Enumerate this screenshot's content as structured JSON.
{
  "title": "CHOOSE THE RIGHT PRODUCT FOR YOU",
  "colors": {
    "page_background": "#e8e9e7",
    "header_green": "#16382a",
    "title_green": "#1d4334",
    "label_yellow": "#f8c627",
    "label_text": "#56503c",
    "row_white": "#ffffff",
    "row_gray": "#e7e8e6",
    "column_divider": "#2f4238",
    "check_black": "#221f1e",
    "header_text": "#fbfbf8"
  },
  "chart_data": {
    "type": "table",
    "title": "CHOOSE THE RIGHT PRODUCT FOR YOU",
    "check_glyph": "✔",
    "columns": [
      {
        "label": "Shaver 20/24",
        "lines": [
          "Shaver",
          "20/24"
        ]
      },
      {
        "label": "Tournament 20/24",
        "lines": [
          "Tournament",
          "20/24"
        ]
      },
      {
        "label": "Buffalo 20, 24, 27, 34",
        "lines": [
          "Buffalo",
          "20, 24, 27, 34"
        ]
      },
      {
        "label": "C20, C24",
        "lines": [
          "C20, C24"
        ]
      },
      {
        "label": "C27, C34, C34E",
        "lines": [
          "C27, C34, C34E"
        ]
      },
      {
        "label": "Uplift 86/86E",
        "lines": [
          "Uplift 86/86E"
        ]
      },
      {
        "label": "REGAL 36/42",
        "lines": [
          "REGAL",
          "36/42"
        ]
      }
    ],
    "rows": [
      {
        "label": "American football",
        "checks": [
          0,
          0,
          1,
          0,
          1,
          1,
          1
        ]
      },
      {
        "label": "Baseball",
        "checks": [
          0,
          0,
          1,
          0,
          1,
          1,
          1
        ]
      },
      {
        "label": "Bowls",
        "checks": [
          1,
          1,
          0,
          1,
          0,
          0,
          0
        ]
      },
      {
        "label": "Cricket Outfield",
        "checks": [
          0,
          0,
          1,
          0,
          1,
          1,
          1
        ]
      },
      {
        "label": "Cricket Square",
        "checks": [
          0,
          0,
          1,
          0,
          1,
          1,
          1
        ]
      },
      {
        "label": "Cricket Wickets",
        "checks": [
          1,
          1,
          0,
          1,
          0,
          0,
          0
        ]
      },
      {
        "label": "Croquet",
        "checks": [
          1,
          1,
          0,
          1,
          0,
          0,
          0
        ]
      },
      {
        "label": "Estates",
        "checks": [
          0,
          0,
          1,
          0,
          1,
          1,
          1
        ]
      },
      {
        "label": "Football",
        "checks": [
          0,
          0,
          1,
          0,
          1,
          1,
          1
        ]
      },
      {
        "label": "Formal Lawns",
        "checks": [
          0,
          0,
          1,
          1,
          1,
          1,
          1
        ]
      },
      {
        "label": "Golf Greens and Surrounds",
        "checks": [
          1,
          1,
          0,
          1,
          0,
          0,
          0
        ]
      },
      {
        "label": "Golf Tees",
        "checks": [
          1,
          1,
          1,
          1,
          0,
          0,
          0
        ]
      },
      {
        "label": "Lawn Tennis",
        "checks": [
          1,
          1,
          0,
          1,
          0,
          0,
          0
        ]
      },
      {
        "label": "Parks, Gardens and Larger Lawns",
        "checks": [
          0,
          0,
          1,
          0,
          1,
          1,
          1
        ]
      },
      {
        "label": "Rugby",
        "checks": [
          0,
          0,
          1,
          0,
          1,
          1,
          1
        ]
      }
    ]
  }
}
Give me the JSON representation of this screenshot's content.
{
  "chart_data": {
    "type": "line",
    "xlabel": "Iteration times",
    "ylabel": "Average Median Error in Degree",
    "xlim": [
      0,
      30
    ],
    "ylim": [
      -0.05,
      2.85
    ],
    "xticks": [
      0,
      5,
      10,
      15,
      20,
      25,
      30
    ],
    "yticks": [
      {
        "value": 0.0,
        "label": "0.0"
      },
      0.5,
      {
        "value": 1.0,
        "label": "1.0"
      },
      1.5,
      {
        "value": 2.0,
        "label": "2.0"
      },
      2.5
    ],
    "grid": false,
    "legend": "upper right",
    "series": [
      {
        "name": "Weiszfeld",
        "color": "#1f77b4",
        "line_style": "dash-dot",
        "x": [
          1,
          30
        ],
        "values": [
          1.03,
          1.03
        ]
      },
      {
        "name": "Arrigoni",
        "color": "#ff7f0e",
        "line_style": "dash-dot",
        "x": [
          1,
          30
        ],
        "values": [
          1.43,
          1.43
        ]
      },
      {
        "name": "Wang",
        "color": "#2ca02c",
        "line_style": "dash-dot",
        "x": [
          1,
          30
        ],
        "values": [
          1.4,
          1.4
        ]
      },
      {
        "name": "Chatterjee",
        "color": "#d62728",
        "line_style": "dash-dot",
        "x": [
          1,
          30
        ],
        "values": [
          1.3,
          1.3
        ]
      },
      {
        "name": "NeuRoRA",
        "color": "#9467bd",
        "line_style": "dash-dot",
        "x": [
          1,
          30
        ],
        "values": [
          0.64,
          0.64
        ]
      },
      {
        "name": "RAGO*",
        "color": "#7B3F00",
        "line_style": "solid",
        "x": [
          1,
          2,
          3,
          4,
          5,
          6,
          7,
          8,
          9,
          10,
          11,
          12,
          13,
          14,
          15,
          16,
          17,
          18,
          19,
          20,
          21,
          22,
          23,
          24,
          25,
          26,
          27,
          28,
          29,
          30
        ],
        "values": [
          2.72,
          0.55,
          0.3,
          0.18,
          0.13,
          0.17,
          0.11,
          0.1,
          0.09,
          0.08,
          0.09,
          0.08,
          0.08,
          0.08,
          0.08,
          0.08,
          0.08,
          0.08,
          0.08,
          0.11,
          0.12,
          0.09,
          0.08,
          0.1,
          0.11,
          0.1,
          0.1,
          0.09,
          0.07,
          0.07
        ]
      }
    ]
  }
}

══════════

## [Objective]
Give a single number: the count of lines above that include the word "JSON".

## [Solution]
2